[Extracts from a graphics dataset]
# # #

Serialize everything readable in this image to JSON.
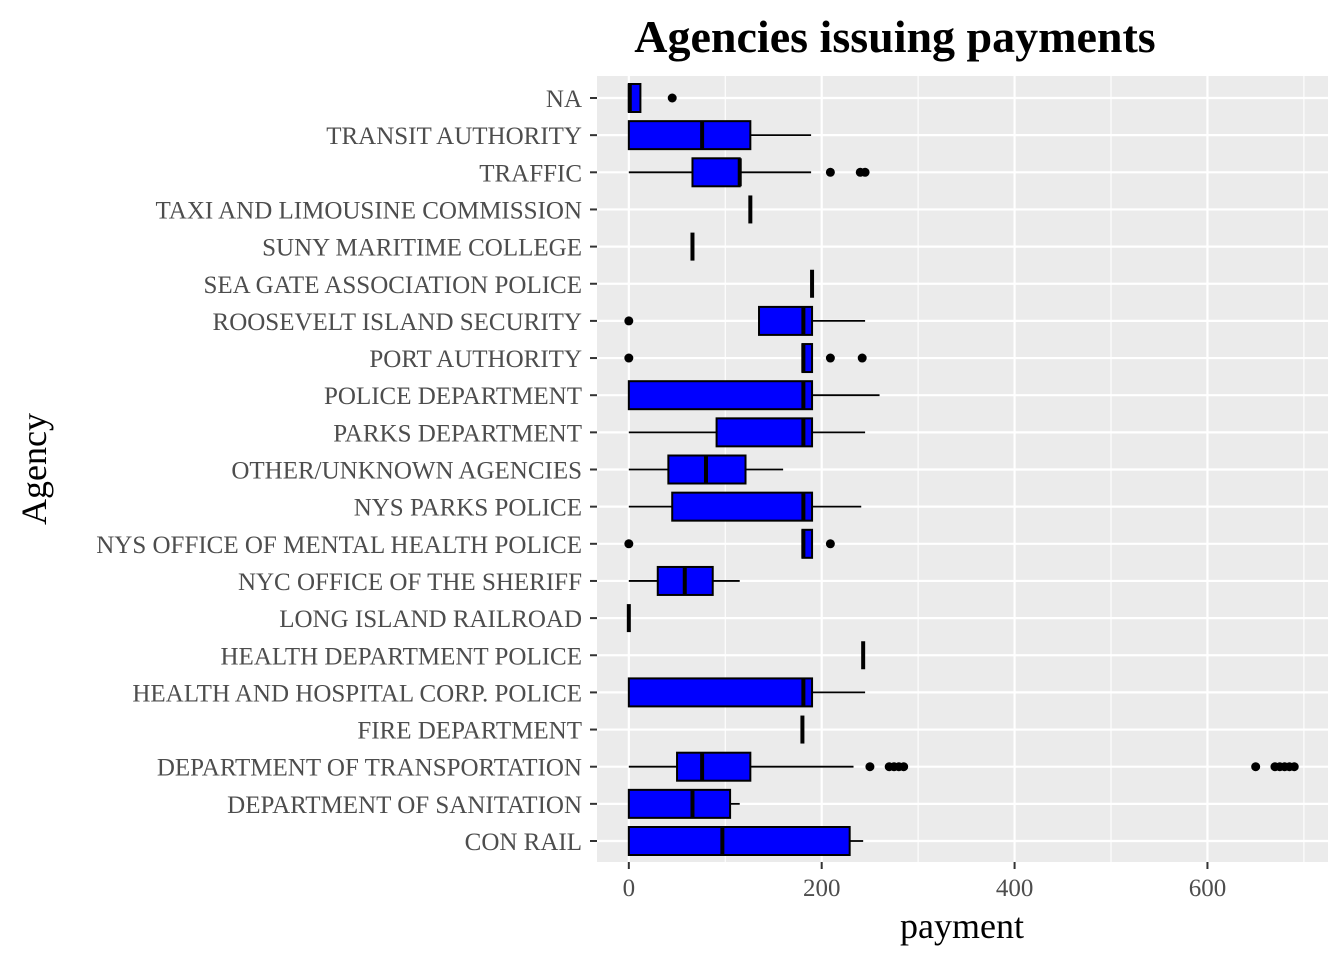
{
  "chart_data": {
    "type": "boxplot",
    "orientation": "horizontal",
    "title": "Agencies issuing payments",
    "xlabel": "payment",
    "ylabel": "Agency",
    "xlim": [
      -33,
      725
    ],
    "xticks": [
      0,
      200,
      400,
      600
    ],
    "grid": true,
    "colors": {
      "box_fill": "#0000FF",
      "box_stroke": "#000000",
      "panel": "#EBEBEB",
      "grid": "#FFFFFF"
    },
    "categories": [
      "NA",
      "TRANSIT AUTHORITY",
      "TRAFFIC",
      "TAXI AND LIMOUSINE COMMISSION",
      "SUNY MARITIME COLLEGE",
      "SEA GATE ASSOCIATION POLICE",
      "ROOSEVELT ISLAND SECURITY",
      "PORT AUTHORITY",
      "POLICE DEPARTMENT",
      "PARKS DEPARTMENT",
      "OTHER/UNKNOWN AGENCIES",
      "NYS PARKS POLICE",
      "NYS OFFICE OF MENTAL HEALTH POLICE",
      "NYC OFFICE OF THE SHERIFF",
      "LONG ISLAND RAILROAD",
      "HEALTH DEPARTMENT POLICE",
      "HEALTH AND HOSPITAL CORP. POLICE",
      "FIRE DEPARTMENT",
      "DEPARTMENT OF TRANSPORTATION",
      "DEPARTMENT OF SANITATION",
      "CON RAIL"
    ],
    "boxes": [
      {
        "min": 0,
        "q1": 0,
        "median": 1,
        "q3": 12,
        "max": 12,
        "outliers": [
          45
        ]
      },
      {
        "min": 0,
        "q1": 0,
        "median": 76,
        "q3": 126,
        "max": 189,
        "outliers": []
      },
      {
        "min": 0,
        "q1": 66,
        "median": 115,
        "q3": 115,
        "max": 189,
        "outliers": [
          209,
          240,
          245
        ]
      },
      {
        "min": 126,
        "q1": 126,
        "median": 126,
        "q3": 126,
        "max": 126,
        "outliers": []
      },
      {
        "min": 66,
        "q1": 66,
        "median": 66,
        "q3": 66,
        "max": 66,
        "outliers": []
      },
      {
        "min": 190,
        "q1": 190,
        "median": 190,
        "q3": 190,
        "max": 190,
        "outliers": []
      },
      {
        "min": 135,
        "q1": 135,
        "median": 181,
        "q3": 190,
        "max": 245,
        "outliers": [
          0
        ]
      },
      {
        "min": 180,
        "q1": 180,
        "median": 181,
        "q3": 190,
        "max": 190,
        "outliers": [
          0,
          209,
          242
        ]
      },
      {
        "min": 0,
        "q1": 0,
        "median": 181,
        "q3": 190,
        "max": 260,
        "outliers": []
      },
      {
        "min": 0,
        "q1": 91,
        "median": 181,
        "q3": 190,
        "max": 245,
        "outliers": []
      },
      {
        "min": 0,
        "q1": 41,
        "median": 80,
        "q3": 121,
        "max": 160,
        "outliers": []
      },
      {
        "min": 0,
        "q1": 45,
        "median": 181,
        "q3": 190,
        "max": 241,
        "outliers": []
      },
      {
        "min": 180,
        "q1": 180,
        "median": 181,
        "q3": 190,
        "max": 190,
        "outliers": [
          0,
          209
        ]
      },
      {
        "min": 0,
        "q1": 30,
        "median": 58,
        "q3": 87,
        "max": 115,
        "outliers": []
      },
      {
        "min": 0,
        "q1": 0,
        "median": 0,
        "q3": 0,
        "max": 0,
        "outliers": []
      },
      {
        "min": 243,
        "q1": 243,
        "median": 243,
        "q3": 243,
        "max": 243,
        "outliers": []
      },
      {
        "min": 0,
        "q1": 0,
        "median": 181,
        "q3": 190,
        "max": 245,
        "outliers": []
      },
      {
        "min": 180,
        "q1": 180,
        "median": 180,
        "q3": 180,
        "max": 180,
        "outliers": []
      },
      {
        "min": 0,
        "q1": 50,
        "median": 76,
        "q3": 126,
        "max": 233,
        "outliers": [
          250,
          270,
          275,
          280,
          285,
          650,
          670,
          675,
          680,
          685,
          690
        ]
      },
      {
        "min": 0,
        "q1": 0,
        "median": 66,
        "q3": 105,
        "max": 115,
        "outliers": []
      },
      {
        "min": 0,
        "q1": 0,
        "median": 97,
        "q3": 229,
        "max": 243,
        "outliers": []
      }
    ]
  }
}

# # #

» EXERCISE OBJECTIVE
Filter the records above for lines containing the word "DEPARTMENT", and copy those lines.

» ANSWER TO THE EXERCISE
      "POLICE DEPARTMENT",
      "PARKS DEPARTMENT",
      "HEALTH DEPARTMENT POLICE",
      "FIRE DEPARTMENT",
      "DEPARTMENT OF TRANSPORTATION",
      "DEPARTMENT OF SANITATION",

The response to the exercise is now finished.